#### Problem to work on
Count every line that holds the string "Hourly", then give that number alone.

#### Data for the task
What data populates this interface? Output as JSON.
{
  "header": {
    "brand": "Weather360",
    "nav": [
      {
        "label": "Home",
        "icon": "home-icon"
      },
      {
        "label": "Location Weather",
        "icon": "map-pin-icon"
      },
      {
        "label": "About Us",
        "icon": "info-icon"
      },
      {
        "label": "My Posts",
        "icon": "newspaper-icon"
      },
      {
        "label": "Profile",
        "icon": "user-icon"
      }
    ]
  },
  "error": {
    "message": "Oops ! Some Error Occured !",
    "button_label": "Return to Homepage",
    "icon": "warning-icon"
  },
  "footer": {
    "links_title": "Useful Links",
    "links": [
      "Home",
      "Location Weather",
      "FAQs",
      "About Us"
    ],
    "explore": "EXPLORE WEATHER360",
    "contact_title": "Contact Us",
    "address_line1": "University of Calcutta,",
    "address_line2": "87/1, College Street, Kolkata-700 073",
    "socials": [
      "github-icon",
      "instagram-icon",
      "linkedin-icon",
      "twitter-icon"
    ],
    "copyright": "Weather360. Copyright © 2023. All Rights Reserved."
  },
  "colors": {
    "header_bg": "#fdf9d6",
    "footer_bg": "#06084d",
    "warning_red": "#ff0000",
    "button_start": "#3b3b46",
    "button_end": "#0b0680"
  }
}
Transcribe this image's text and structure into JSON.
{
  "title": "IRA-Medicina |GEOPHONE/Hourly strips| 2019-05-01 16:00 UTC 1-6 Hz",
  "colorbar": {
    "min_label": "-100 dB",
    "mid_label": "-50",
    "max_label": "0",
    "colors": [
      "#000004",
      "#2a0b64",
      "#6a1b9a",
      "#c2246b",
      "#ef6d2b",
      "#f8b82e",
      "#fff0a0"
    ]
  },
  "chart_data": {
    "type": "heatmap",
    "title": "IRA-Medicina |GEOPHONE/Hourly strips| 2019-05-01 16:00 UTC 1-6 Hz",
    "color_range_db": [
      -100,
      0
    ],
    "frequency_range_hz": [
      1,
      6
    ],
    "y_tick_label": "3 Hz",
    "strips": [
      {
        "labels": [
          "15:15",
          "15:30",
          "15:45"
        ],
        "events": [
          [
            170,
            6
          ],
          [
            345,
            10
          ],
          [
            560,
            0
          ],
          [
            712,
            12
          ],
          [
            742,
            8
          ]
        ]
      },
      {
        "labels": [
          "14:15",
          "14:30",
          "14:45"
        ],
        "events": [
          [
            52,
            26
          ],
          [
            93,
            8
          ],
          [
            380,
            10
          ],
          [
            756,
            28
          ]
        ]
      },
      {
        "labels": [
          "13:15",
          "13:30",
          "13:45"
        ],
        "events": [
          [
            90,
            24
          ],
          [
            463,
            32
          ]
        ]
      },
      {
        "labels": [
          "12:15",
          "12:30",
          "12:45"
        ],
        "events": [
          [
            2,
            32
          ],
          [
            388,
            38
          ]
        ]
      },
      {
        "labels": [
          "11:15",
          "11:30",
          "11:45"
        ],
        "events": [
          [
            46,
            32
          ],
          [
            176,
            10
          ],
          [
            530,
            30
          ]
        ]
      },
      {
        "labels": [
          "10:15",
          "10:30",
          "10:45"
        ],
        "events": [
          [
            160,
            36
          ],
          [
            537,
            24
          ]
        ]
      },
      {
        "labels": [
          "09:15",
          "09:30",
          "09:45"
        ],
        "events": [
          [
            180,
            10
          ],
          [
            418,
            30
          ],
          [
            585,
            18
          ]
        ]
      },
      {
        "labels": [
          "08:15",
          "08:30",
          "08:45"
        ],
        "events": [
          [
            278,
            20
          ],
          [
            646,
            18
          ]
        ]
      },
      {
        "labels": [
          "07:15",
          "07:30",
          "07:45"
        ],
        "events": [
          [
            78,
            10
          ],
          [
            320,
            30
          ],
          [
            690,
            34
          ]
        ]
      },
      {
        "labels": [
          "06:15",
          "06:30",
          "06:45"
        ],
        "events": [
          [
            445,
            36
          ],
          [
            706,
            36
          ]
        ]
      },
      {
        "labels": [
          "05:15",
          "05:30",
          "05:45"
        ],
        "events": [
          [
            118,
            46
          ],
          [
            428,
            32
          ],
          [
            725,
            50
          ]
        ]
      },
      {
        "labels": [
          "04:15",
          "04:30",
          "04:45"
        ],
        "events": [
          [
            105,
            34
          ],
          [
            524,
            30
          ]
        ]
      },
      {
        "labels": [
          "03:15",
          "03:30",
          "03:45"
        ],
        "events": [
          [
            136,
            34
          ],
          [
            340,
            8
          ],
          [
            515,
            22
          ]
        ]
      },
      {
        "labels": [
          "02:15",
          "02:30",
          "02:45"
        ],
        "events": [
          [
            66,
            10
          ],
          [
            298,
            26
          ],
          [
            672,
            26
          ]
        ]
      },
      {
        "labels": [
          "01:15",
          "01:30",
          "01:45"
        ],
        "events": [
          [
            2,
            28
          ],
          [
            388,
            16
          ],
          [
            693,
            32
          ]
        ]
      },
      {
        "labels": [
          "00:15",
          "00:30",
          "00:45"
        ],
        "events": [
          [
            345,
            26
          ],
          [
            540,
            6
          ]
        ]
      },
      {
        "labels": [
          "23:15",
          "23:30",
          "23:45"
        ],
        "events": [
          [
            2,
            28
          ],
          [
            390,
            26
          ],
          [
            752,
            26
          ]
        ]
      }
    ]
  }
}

#### Final result
2